• [What is required] Give every entry again, unchanged, and leave its images out.
-------- Provided data --------
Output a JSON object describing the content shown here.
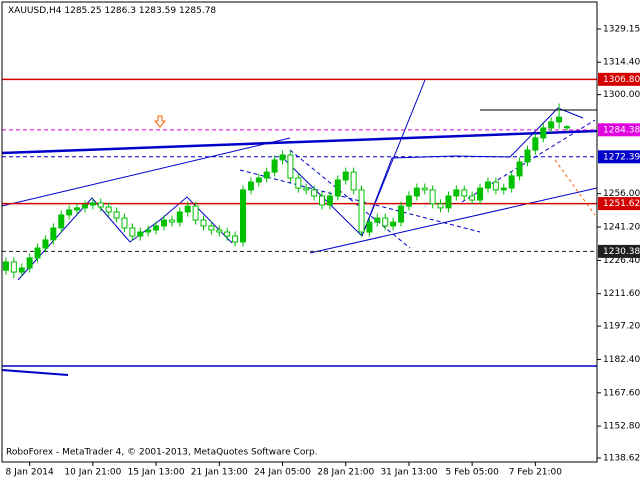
{
  "chart_data": {
    "type": "candlestick",
    "symbol": "XAUUSD,H4",
    "footer": "RoboForex - MetaTrader 4, © 2001-2013, MetaQuotes Software Corp.",
    "color": "#00c000",
    "xlim": [
      -0.5,
      74.8
    ],
    "ylim": [
      1136.86,
      1341.14
    ],
    "xticks": [
      {
        "value": 3,
        "label": "8 Jan 2014"
      },
      {
        "value": 11,
        "label": "10 Jan 21:00"
      },
      {
        "value": 19,
        "label": "15 Jan 13:00"
      },
      {
        "value": 27,
        "label": "21 Jan 13:00"
      },
      {
        "value": 35,
        "label": "24 Jan 05:00"
      },
      {
        "value": 43,
        "label": "28 Jan 21:00"
      },
      {
        "value": 51,
        "label": "31 Jan 13:00"
      },
      {
        "value": 59,
        "label": "5 Feb 05:00"
      },
      {
        "value": 67,
        "label": "7 Feb 21:00"
      }
    ],
    "yticks": [
      {
        "value": 1329.15,
        "label": "1329.15"
      },
      {
        "value": 1314.4,
        "label": "1314.40"
      },
      {
        "value": 1300,
        "label": "1300.00"
      },
      {
        "value": 1256,
        "label": "1256.00"
      },
      {
        "value": 1241.2,
        "label": "1241.20"
      },
      {
        "value": 1226.4,
        "label": "1226.40"
      },
      {
        "value": 1211.6,
        "label": "1211.60"
      },
      {
        "value": 1197.2,
        "label": "1197.20"
      },
      {
        "value": 1182.4,
        "label": "1182.40"
      },
      {
        "value": 1167.6,
        "label": "1167.60"
      },
      {
        "value": 1152.8,
        "label": "1152.80"
      },
      {
        "value": 1138.62,
        "label": "1138.62"
      }
    ],
    "levels": [
      {
        "value": 1306.8,
        "label": "1306.80",
        "color": "#d40000",
        "dash": false
      },
      {
        "value": 1284.38,
        "label": "1284.38",
        "color": "#e000e0",
        "dash": true
      },
      {
        "value": 1272.39,
        "label": "1272.39",
        "color": "#0000c8",
        "dash": true
      },
      {
        "value": 1251.62,
        "label": "1251.62",
        "color": "#d40000",
        "dash": false
      },
      {
        "value": 1230.38,
        "label": "1230.38",
        "color": "#202020",
        "dash": true
      },
      {
        "value": 1179.5,
        "color": "#0000c8",
        "dash": false
      }
    ],
    "open": [
      1222.0,
      1225.7,
      1221.2,
      1223.0,
      1227.5,
      1231.9,
      1235.5,
      1240.8,
      1246.6,
      1248.8,
      1249.7,
      1251.0,
      1251.9,
      1250.1,
      1247.9,
      1245.2,
      1240.8,
      1237.2,
      1239.0,
      1239.9,
      1241.7,
      1244.3,
      1243.4,
      1247.9,
      1250.5,
      1244.3,
      1241.7,
      1239.9,
      1239.0,
      1237.2,
      1234.6,
      1257.7,
      1261.2,
      1263.0,
      1265.6,
      1271.0,
      1273.2,
      1263.0,
      1258.5,
      1257.7,
      1255.0,
      1251.0,
      1255.0,
      1262.1,
      1265.6,
      1257.7,
      1239.0,
      1243.4,
      1245.2,
      1241.7,
      1243.4,
      1250.5,
      1255.0,
      1258.5,
      1257.7,
      1251.5,
      1249.7,
      1255.0,
      1257.7,
      1255.0,
      1253.2,
      1258.5,
      1261.2,
      1257.7,
      1258.5,
      1263.9,
      1270.1,
      1275.4,
      1280.8,
      1285.2,
      1287.9,
      1285.25
    ],
    "high": [
      1227.7,
      1227.7,
      1225.0,
      1229.5,
      1233.9,
      1237.5,
      1242.8,
      1248.6,
      1250.8,
      1251.7,
      1253.0,
      1253.9,
      1253.9,
      1252.1,
      1249.9,
      1247.2,
      1242.8,
      1241.0,
      1241.9,
      1243.7,
      1246.3,
      1246.3,
      1249.9,
      1252.5,
      1252.5,
      1246.3,
      1243.7,
      1241.9,
      1241.0,
      1239.2,
      1259.7,
      1263.2,
      1265.0,
      1267.6,
      1273.0,
      1275.2,
      1275.2,
      1265.0,
      1260.5,
      1259.7,
      1257.0,
      1257.0,
      1264.1,
      1267.6,
      1267.6,
      1259.7,
      1245.4,
      1247.2,
      1247.2,
      1245.4,
      1252.5,
      1257.0,
      1260.5,
      1260.5,
      1259.7,
      1253.5,
      1257.0,
      1259.7,
      1259.7,
      1257.0,
      1260.5,
      1263.2,
      1263.2,
      1260.5,
      1265.9,
      1272.1,
      1277.4,
      1282.8,
      1287.2,
      1289.9,
      1296.1,
      1286.3
    ],
    "low": [
      1220.0,
      1218.5,
      1219.2,
      1221.0,
      1225.5,
      1229.9,
      1233.5,
      1238.8,
      1244.6,
      1246.8,
      1247.7,
      1249.0,
      1248.1,
      1245.9,
      1243.2,
      1238.8,
      1235.2,
      1235.2,
      1237.0,
      1237.9,
      1239.7,
      1241.4,
      1241.4,
      1245.9,
      1242.3,
      1239.7,
      1237.9,
      1237.0,
      1235.2,
      1232.6,
      1232.6,
      1255.7,
      1259.2,
      1261.0,
      1263.6,
      1269.0,
      1261.0,
      1256.5,
      1255.7,
      1253.0,
      1249.0,
      1249.0,
      1253.0,
      1260.1,
      1255.7,
      1237.0,
      1237.0,
      1241.4,
      1239.7,
      1239.7,
      1241.4,
      1248.5,
      1253.0,
      1255.7,
      1249.5,
      1247.7,
      1247.7,
      1253.0,
      1253.0,
      1251.2,
      1251.2,
      1256.5,
      1255.7,
      1255.7,
      1256.5,
      1261.9,
      1268.1,
      1273.4,
      1278.8,
      1283.2,
      1284.9,
      1283.59
    ],
    "close": [
      1225.7,
      1221.2,
      1223.0,
      1227.5,
      1231.9,
      1235.5,
      1240.8,
      1246.6,
      1248.8,
      1249.7,
      1251.0,
      1251.9,
      1250.1,
      1247.9,
      1245.2,
      1240.8,
      1237.2,
      1239.0,
      1239.9,
      1241.7,
      1244.3,
      1243.4,
      1247.9,
      1250.5,
      1244.3,
      1241.7,
      1239.9,
      1239.0,
      1237.2,
      1234.6,
      1257.7,
      1261.2,
      1263.0,
      1265.6,
      1271.0,
      1273.2,
      1263.0,
      1258.5,
      1257.7,
      1255.0,
      1251.0,
      1255.0,
      1262.1,
      1265.6,
      1257.7,
      1239.0,
      1243.4,
      1245.2,
      1241.7,
      1243.4,
      1250.5,
      1255.0,
      1258.5,
      1257.7,
      1251.5,
      1249.7,
      1255.0,
      1257.7,
      1255.0,
      1253.2,
      1258.5,
      1261.2,
      1257.7,
      1258.5,
      1263.9,
      1270.1,
      1275.4,
      1280.8,
      1285.2,
      1287.9,
      1290.0,
      1285.78
    ]
  }
}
--------
• [Written reply]
Output a JSON object describing the content shown here.
{
  "chart_data": {
    "type": "candlestick",
    "symbol": "XAUUSD,H4",
    "footer": "RoboForex - MetaTrader 4, © 2001-2013, MetaQuotes Software Corp.",
    "color": "#00c000",
    "xlim": [
      -0.5,
      74.8
    ],
    "ylim": [
      1136.86,
      1341.14
    ],
    "xticks": [
      {
        "value": 3,
        "label": "8 Jan 2014"
      },
      {
        "value": 11,
        "label": "10 Jan 21:00"
      },
      {
        "value": 19,
        "label": "15 Jan 13:00"
      },
      {
        "value": 27,
        "label": "21 Jan 13:00"
      },
      {
        "value": 35,
        "label": "24 Jan 05:00"
      },
      {
        "value": 43,
        "label": "28 Jan 21:00"
      },
      {
        "value": 51,
        "label": "31 Jan 13:00"
      },
      {
        "value": 59,
        "label": "5 Feb 05:00"
      },
      {
        "value": 67,
        "label": "7 Feb 21:00"
      }
    ],
    "yticks": [
      {
        "value": 1329.15,
        "label": "1329.15"
      },
      {
        "value": 1314.4,
        "label": "1314.40"
      },
      {
        "value": 1300,
        "label": "1300.00"
      },
      {
        "value": 1256,
        "label": "1256.00"
      },
      {
        "value": 1241.2,
        "label": "1241.20"
      },
      {
        "value": 1226.4,
        "label": "1226.40"
      },
      {
        "value": 1211.6,
        "label": "1211.60"
      },
      {
        "value": 1197.2,
        "label": "1197.20"
      },
      {
        "value": 1182.4,
        "label": "1182.40"
      },
      {
        "value": 1167.6,
        "label": "1167.60"
      },
      {
        "value": 1152.8,
        "label": "1152.80"
      },
      {
        "value": 1138.62,
        "label": "1138.62"
      }
    ],
    "levels": [
      {
        "value": 1306.8,
        "label": "1306.80",
        "color": "#d40000",
        "dash": false
      },
      {
        "value": 1284.38,
        "label": "1284.38",
        "color": "#e000e0",
        "dash": true
      },
      {
        "value": 1272.39,
        "label": "1272.39",
        "color": "#0000c8",
        "dash": true
      },
      {
        "value": 1251.62,
        "label": "1251.62",
        "color": "#d40000",
        "dash": false
      },
      {
        "value": 1230.38,
        "label": "1230.38",
        "color": "#202020",
        "dash": true
      },
      {
        "value": 1179.5,
        "color": "#0000c8",
        "dash": false
      }
    ],
    "open": [
      1222.0,
      1225.7,
      1221.2,
      1223.0,
      1227.5,
      1231.9,
      1235.5,
      1240.8,
      1246.6,
      1248.8,
      1249.7,
      1251.0,
      1251.9,
      1250.1,
      1247.9,
      1245.2,
      1240.8,
      1237.2,
      1239.0,
      1239.9,
      1241.7,
      1244.3,
      1243.4,
      1247.9,
      1250.5,
      1244.3,
      1241.7,
      1239.9,
      1239.0,
      1237.2,
      1234.6,
      1257.7,
      1261.2,
      1263.0,
      1265.6,
      1271.0,
      1273.2,
      1263.0,
      1258.5,
      1257.7,
      1255.0,
      1251.0,
      1255.0,
      1262.1,
      1265.6,
      1257.7,
      1239.0,
      1243.4,
      1245.2,
      1241.7,
      1243.4,
      1250.5,
      1255.0,
      1258.5,
      1257.7,
      1251.5,
      1249.7,
      1255.0,
      1257.7,
      1255.0,
      1253.2,
      1258.5,
      1261.2,
      1257.7,
      1258.5,
      1263.9,
      1270.1,
      1275.4,
      1280.8,
      1285.2,
      1287.9,
      1285.25
    ],
    "high": [
      1227.7,
      1227.7,
      1225.0,
      1229.5,
      1233.9,
      1237.5,
      1242.8,
      1248.6,
      1250.8,
      1251.7,
      1253.0,
      1253.9,
      1253.9,
      1252.1,
      1249.9,
      1247.2,
      1242.8,
      1241.0,
      1241.9,
      1243.7,
      1246.3,
      1246.3,
      1249.9,
      1252.5,
      1252.5,
      1246.3,
      1243.7,
      1241.9,
      1241.0,
      1239.2,
      1259.7,
      1263.2,
      1265.0,
      1267.6,
      1273.0,
      1275.2,
      1275.2,
      1265.0,
      1260.5,
      1259.7,
      1257.0,
      1257.0,
      1264.1,
      1267.6,
      1267.6,
      1259.7,
      1245.4,
      1247.2,
      1247.2,
      1245.4,
      1252.5,
      1257.0,
      1260.5,
      1260.5,
      1259.7,
      1253.5,
      1257.0,
      1259.7,
      1259.7,
      1257.0,
      1260.5,
      1263.2,
      1263.2,
      1260.5,
      1265.9,
      1272.1,
      1277.4,
      1282.8,
      1287.2,
      1289.9,
      1296.1,
      1286.3
    ],
    "low": [
      1220.0,
      1218.5,
      1219.2,
      1221.0,
      1225.5,
      1229.9,
      1233.5,
      1238.8,
      1244.6,
      1246.8,
      1247.7,
      1249.0,
      1248.1,
      1245.9,
      1243.2,
      1238.8,
      1235.2,
      1235.2,
      1237.0,
      1237.9,
      1239.7,
      1241.4,
      1241.4,
      1245.9,
      1242.3,
      1239.7,
      1237.9,
      1237.0,
      1235.2,
      1232.6,
      1232.6,
      1255.7,
      1259.2,
      1261.0,
      1263.6,
      1269.0,
      1261.0,
      1256.5,
      1255.7,
      1253.0,
      1249.0,
      1249.0,
      1253.0,
      1260.1,
      1255.7,
      1237.0,
      1237.0,
      1241.4,
      1239.7,
      1239.7,
      1241.4,
      1248.5,
      1253.0,
      1255.7,
      1249.5,
      1247.7,
      1247.7,
      1253.0,
      1253.0,
      1251.2,
      1251.2,
      1256.5,
      1255.7,
      1255.7,
      1256.5,
      1261.9,
      1268.1,
      1273.4,
      1278.8,
      1283.2,
      1284.9,
      1283.59
    ],
    "close": [
      1225.7,
      1221.2,
      1223.0,
      1227.5,
      1231.9,
      1235.5,
      1240.8,
      1246.6,
      1248.8,
      1249.7,
      1251.0,
      1251.9,
      1250.1,
      1247.9,
      1245.2,
      1240.8,
      1237.2,
      1239.0,
      1239.9,
      1241.7,
      1244.3,
      1243.4,
      1247.9,
      1250.5,
      1244.3,
      1241.7,
      1239.9,
      1239.0,
      1237.2,
      1234.6,
      1257.7,
      1261.2,
      1263.0,
      1265.6,
      1271.0,
      1273.2,
      1263.0,
      1258.5,
      1257.7,
      1255.0,
      1251.0,
      1255.0,
      1262.1,
      1265.6,
      1257.7,
      1239.0,
      1243.4,
      1245.2,
      1241.7,
      1243.4,
      1250.5,
      1255.0,
      1258.5,
      1257.7,
      1251.5,
      1249.7,
      1255.0,
      1257.7,
      1255.0,
      1253.2,
      1258.5,
      1261.2,
      1257.7,
      1258.5,
      1263.9,
      1270.1,
      1275.4,
      1280.8,
      1285.2,
      1287.9,
      1290.0,
      1285.78
    ]
  }
}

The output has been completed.